Stored entries

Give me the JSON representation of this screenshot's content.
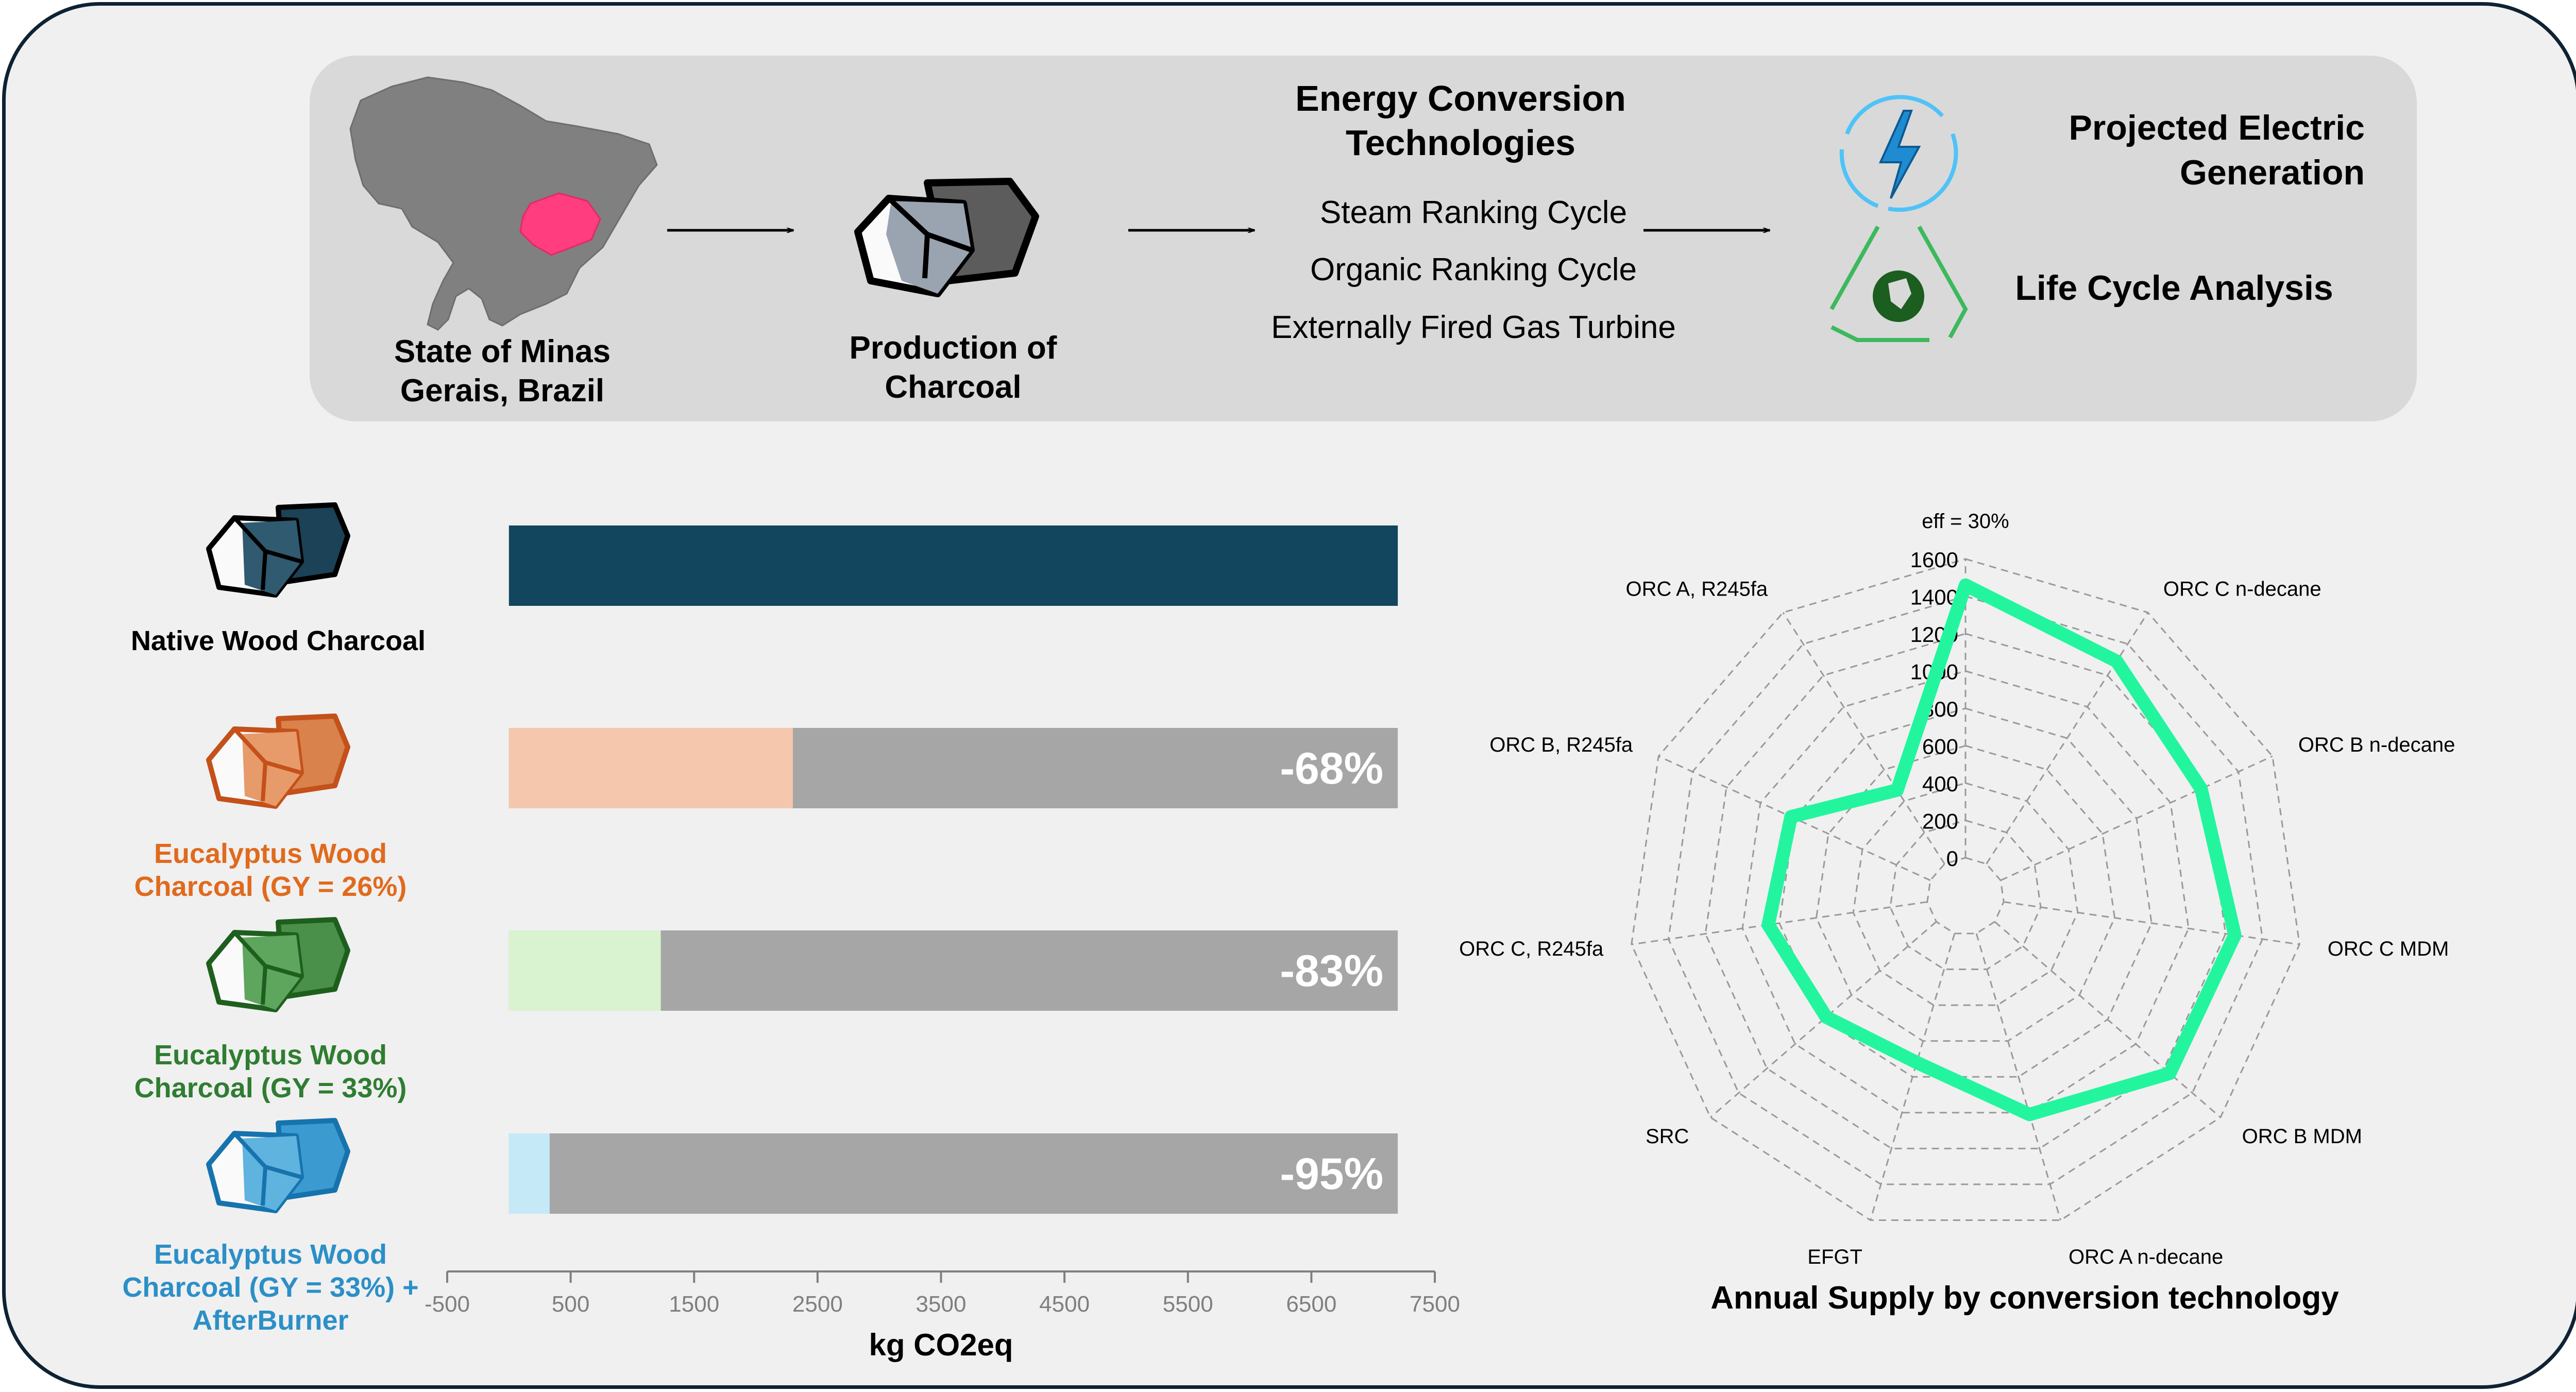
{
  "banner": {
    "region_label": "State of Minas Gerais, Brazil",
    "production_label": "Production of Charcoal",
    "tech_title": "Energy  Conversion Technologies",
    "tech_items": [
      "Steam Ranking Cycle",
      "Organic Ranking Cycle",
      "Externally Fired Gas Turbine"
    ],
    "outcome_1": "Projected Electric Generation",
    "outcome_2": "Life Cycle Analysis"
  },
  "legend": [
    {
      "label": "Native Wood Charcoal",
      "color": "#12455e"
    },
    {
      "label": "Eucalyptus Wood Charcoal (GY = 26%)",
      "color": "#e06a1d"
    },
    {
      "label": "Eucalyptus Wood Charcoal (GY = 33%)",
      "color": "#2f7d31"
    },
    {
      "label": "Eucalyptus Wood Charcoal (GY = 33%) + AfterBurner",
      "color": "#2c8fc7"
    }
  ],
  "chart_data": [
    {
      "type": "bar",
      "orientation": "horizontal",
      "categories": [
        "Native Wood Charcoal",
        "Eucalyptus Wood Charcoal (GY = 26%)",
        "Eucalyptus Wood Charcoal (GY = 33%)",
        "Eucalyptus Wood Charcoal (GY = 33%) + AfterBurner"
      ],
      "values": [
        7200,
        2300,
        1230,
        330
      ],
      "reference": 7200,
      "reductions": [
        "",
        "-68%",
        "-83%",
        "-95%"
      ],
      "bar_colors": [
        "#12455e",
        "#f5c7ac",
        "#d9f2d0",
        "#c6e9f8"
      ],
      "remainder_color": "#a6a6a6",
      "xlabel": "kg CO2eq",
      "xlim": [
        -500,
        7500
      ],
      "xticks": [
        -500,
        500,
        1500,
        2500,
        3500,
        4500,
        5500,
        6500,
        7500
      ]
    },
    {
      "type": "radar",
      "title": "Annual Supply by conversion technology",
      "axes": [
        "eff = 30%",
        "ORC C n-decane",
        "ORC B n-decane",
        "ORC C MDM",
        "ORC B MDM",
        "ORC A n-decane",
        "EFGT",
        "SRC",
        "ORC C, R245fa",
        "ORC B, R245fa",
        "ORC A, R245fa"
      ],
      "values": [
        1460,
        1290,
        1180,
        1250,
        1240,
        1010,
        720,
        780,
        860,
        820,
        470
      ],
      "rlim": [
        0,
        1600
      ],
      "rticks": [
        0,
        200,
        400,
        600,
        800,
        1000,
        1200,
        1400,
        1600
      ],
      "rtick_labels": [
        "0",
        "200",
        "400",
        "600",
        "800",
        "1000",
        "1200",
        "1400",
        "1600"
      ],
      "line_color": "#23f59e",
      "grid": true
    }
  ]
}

---

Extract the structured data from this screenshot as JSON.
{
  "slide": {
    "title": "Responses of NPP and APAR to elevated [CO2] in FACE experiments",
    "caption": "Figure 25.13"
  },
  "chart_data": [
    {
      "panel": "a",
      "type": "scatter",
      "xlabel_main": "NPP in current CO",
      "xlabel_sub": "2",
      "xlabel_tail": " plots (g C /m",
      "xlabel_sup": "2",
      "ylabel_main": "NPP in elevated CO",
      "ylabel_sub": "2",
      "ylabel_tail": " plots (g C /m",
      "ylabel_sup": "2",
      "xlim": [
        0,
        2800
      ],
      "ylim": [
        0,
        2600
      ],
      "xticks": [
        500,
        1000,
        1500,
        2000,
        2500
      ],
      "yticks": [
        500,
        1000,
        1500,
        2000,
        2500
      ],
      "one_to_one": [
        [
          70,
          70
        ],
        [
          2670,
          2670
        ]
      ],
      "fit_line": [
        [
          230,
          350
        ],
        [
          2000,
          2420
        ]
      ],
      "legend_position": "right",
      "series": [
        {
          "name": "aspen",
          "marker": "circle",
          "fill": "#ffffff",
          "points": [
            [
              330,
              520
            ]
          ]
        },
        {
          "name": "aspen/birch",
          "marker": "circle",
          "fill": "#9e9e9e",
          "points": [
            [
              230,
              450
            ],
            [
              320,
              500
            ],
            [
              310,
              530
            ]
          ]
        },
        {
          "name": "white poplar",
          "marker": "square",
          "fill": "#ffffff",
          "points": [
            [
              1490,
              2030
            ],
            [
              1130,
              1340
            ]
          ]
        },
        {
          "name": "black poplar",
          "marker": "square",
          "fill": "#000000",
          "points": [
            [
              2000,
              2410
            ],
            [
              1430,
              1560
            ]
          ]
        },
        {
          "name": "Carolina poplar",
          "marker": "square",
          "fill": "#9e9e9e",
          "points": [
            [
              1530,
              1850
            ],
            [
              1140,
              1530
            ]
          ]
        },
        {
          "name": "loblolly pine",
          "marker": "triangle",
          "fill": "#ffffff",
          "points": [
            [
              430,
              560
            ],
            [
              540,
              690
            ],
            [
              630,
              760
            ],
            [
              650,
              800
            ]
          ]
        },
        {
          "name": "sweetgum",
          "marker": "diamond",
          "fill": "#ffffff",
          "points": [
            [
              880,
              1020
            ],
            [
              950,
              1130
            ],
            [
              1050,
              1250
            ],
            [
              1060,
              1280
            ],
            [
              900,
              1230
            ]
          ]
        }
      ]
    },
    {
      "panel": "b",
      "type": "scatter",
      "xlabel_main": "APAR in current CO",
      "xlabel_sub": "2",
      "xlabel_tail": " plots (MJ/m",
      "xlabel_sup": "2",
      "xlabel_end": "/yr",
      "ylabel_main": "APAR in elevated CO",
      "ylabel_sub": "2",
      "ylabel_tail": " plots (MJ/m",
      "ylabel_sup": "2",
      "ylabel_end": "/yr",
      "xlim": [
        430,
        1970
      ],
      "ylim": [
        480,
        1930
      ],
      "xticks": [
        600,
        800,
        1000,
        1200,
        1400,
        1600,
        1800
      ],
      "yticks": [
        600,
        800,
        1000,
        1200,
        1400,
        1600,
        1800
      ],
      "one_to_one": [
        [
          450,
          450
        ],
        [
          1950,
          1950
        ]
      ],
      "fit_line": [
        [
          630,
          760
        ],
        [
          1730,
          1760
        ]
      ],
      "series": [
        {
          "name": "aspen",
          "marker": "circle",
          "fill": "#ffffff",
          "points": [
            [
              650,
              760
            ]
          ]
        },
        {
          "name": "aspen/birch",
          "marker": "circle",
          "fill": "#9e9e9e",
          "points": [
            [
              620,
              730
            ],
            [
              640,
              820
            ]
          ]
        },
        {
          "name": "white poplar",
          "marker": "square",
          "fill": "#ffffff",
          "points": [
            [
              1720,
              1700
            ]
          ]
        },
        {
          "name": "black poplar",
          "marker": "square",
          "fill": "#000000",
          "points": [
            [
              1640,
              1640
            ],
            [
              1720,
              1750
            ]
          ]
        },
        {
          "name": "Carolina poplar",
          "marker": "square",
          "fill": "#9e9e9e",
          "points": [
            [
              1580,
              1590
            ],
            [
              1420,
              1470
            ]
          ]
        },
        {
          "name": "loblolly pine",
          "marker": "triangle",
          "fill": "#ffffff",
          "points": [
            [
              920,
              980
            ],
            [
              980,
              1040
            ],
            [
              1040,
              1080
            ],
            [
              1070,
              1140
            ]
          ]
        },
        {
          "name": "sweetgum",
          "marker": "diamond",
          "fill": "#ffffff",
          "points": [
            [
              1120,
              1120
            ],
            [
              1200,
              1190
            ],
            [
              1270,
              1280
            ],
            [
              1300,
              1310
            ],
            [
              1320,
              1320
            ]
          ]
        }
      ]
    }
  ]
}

TASK BRIEF: Pull out every line holding "this" from the records above, and copy it.

CORRECT RESPONSE:
Give me the JSON representation of this screenshot's content.
Extract the structured data from this screenshot as JSON.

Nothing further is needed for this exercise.